======== INPUT

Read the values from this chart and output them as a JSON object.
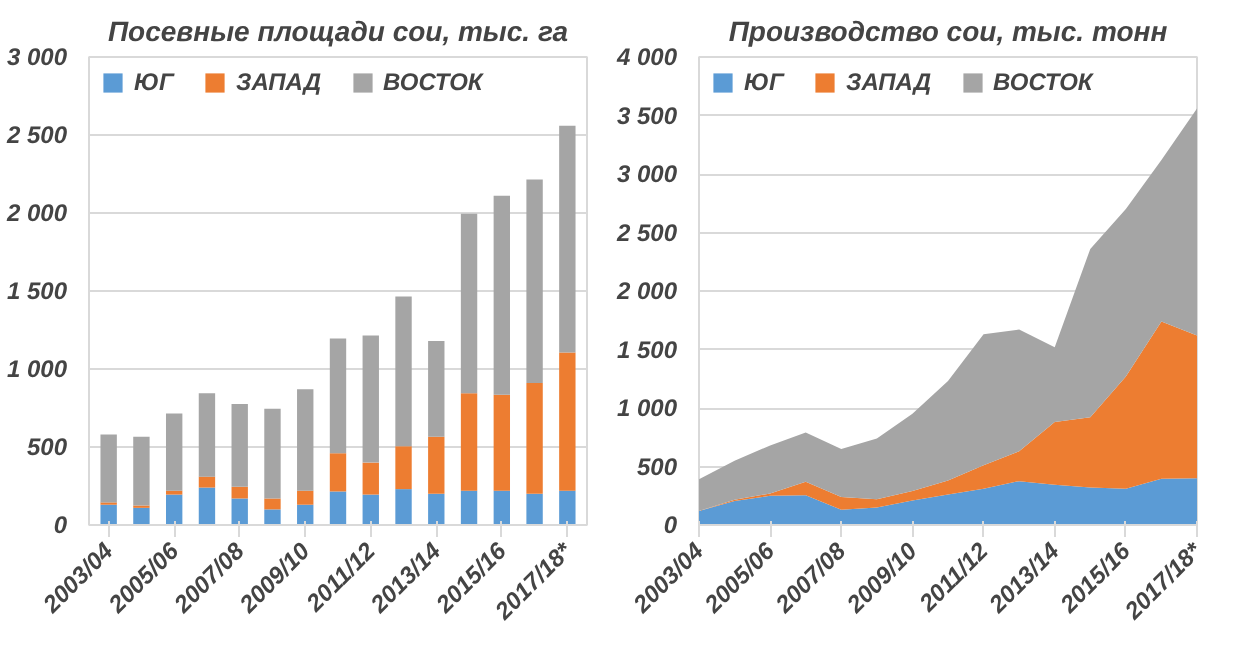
{
  "chart_data": [
    {
      "type": "bar",
      "stacked": true,
      "title": "Посевные площади сои, тыс. га",
      "categories": [
        "2003/04",
        null,
        "2005/06",
        null,
        "2007/08",
        null,
        "2009/10",
        null,
        "2011/12",
        null,
        "2013/14",
        null,
        "2015/16",
        null,
        "2017/18*"
      ],
      "series": [
        {
          "name": "ЮГ",
          "color": "#5b9bd5",
          "values": [
            130,
            110,
            195,
            240,
            170,
            100,
            130,
            215,
            195,
            230,
            200,
            220,
            220,
            200,
            220
          ]
        },
        {
          "name": "ЗАПАД",
          "color": "#ed7d31",
          "values": [
            15,
            15,
            25,
            70,
            75,
            70,
            90,
            245,
            205,
            275,
            365,
            625,
            615,
            710,
            885
          ]
        },
        {
          "name": "ВОСТОК",
          "color": "#a5a5a5",
          "values": [
            435,
            440,
            495,
            535,
            530,
            575,
            650,
            735,
            815,
            960,
            615,
            1150,
            1275,
            1305,
            1455
          ]
        }
      ],
      "ylim": [
        0,
        3000
      ],
      "yticks": [
        0,
        {
          "value": 500,
          "label": "500"
        },
        {
          "value": 1000,
          "label": "1 000"
        },
        {
          "value": 1500,
          "label": "1 500"
        },
        {
          "value": 2000,
          "label": "2 000"
        },
        {
          "value": 2500,
          "label": "2 500"
        },
        {
          "value": 3000,
          "label": "3 000"
        }
      ],
      "grid": "y",
      "legend": "top left"
    },
    {
      "type": "area",
      "stacked": true,
      "title": "Производство сои, тыс. тонн",
      "categories": [
        "2003/04",
        null,
        "2005/06",
        null,
        "2007/08",
        null,
        "2009/10",
        null,
        "2011/12",
        null,
        "2013/14",
        null,
        "2015/16",
        null,
        "2017/18*"
      ],
      "series": [
        {
          "name": "ЮГ",
          "color": "#5b9bd5",
          "values": [
            120,
            205,
            250,
            255,
            130,
            150,
            210,
            260,
            310,
            375,
            345,
            320,
            310,
            395,
            400
          ]
        },
        {
          "name": "ЗАПАД",
          "color": "#ed7d31",
          "values": [
            0,
            10,
            20,
            115,
            110,
            70,
            80,
            120,
            200,
            255,
            535,
            600,
            960,
            1345,
            1220
          ]
        },
        {
          "name": "ВОСТОК",
          "color": "#a5a5a5",
          "values": [
            270,
            335,
            410,
            420,
            410,
            520,
            660,
            850,
            1120,
            1040,
            640,
            1440,
            1430,
            1380,
            1940
          ]
        }
      ],
      "ylim": [
        0,
        4000
      ],
      "yticks": [
        0,
        {
          "value": 500,
          "label": "500"
        },
        {
          "value": 1000,
          "label": "1 000"
        },
        {
          "value": 1500,
          "label": "1 500"
        },
        {
          "value": 2000,
          "label": "2 000"
        },
        {
          "value": 2500,
          "label": "2 500"
        },
        {
          "value": 3000,
          "label": "3 000"
        },
        {
          "value": 3500,
          "label": "3 500"
        },
        {
          "value": 4000,
          "label": "4 000"
        }
      ],
      "grid": "y",
      "legend": "top left"
    }
  ]
}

================

→ WHAT TO PRODUCE:
Without including any picture, repeat the data exactly.

→ THE REPLY:
Read the values from this chart and output them as a JSON object.
{
  "chart_data": [
    {
      "type": "bar",
      "stacked": true,
      "title": "Посевные площади сои, тыс. га",
      "categories": [
        "2003/04",
        null,
        "2005/06",
        null,
        "2007/08",
        null,
        "2009/10",
        null,
        "2011/12",
        null,
        "2013/14",
        null,
        "2015/16",
        null,
        "2017/18*"
      ],
      "series": [
        {
          "name": "ЮГ",
          "color": "#5b9bd5",
          "values": [
            130,
            110,
            195,
            240,
            170,
            100,
            130,
            215,
            195,
            230,
            200,
            220,
            220,
            200,
            220
          ]
        },
        {
          "name": "ЗАПАД",
          "color": "#ed7d31",
          "values": [
            15,
            15,
            25,
            70,
            75,
            70,
            90,
            245,
            205,
            275,
            365,
            625,
            615,
            710,
            885
          ]
        },
        {
          "name": "ВОСТОК",
          "color": "#a5a5a5",
          "values": [
            435,
            440,
            495,
            535,
            530,
            575,
            650,
            735,
            815,
            960,
            615,
            1150,
            1275,
            1305,
            1455
          ]
        }
      ],
      "ylim": [
        0,
        3000
      ],
      "yticks": [
        0,
        {
          "value": 500,
          "label": "500"
        },
        {
          "value": 1000,
          "label": "1 000"
        },
        {
          "value": 1500,
          "label": "1 500"
        },
        {
          "value": 2000,
          "label": "2 000"
        },
        {
          "value": 2500,
          "label": "2 500"
        },
        {
          "value": 3000,
          "label": "3 000"
        }
      ],
      "grid": "y",
      "legend": "top left"
    },
    {
      "type": "area",
      "stacked": true,
      "title": "Производство сои, тыс. тонн",
      "categories": [
        "2003/04",
        null,
        "2005/06",
        null,
        "2007/08",
        null,
        "2009/10",
        null,
        "2011/12",
        null,
        "2013/14",
        null,
        "2015/16",
        null,
        "2017/18*"
      ],
      "series": [
        {
          "name": "ЮГ",
          "color": "#5b9bd5",
          "values": [
            120,
            205,
            250,
            255,
            130,
            150,
            210,
            260,
            310,
            375,
            345,
            320,
            310,
            395,
            400
          ]
        },
        {
          "name": "ЗАПАД",
          "color": "#ed7d31",
          "values": [
            0,
            10,
            20,
            115,
            110,
            70,
            80,
            120,
            200,
            255,
            535,
            600,
            960,
            1345,
            1220
          ]
        },
        {
          "name": "ВОСТОК",
          "color": "#a5a5a5",
          "values": [
            270,
            335,
            410,
            420,
            410,
            520,
            660,
            850,
            1120,
            1040,
            640,
            1440,
            1430,
            1380,
            1940
          ]
        }
      ],
      "ylim": [
        0,
        4000
      ],
      "yticks": [
        0,
        {
          "value": 500,
          "label": "500"
        },
        {
          "value": 1000,
          "label": "1 000"
        },
        {
          "value": 1500,
          "label": "1 500"
        },
        {
          "value": 2000,
          "label": "2 000"
        },
        {
          "value": 2500,
          "label": "2 500"
        },
        {
          "value": 3000,
          "label": "3 000"
        },
        {
          "value": 3500,
          "label": "3 500"
        },
        {
          "value": 4000,
          "label": "4 000"
        }
      ],
      "grid": "y",
      "legend": "top left"
    }
  ]
}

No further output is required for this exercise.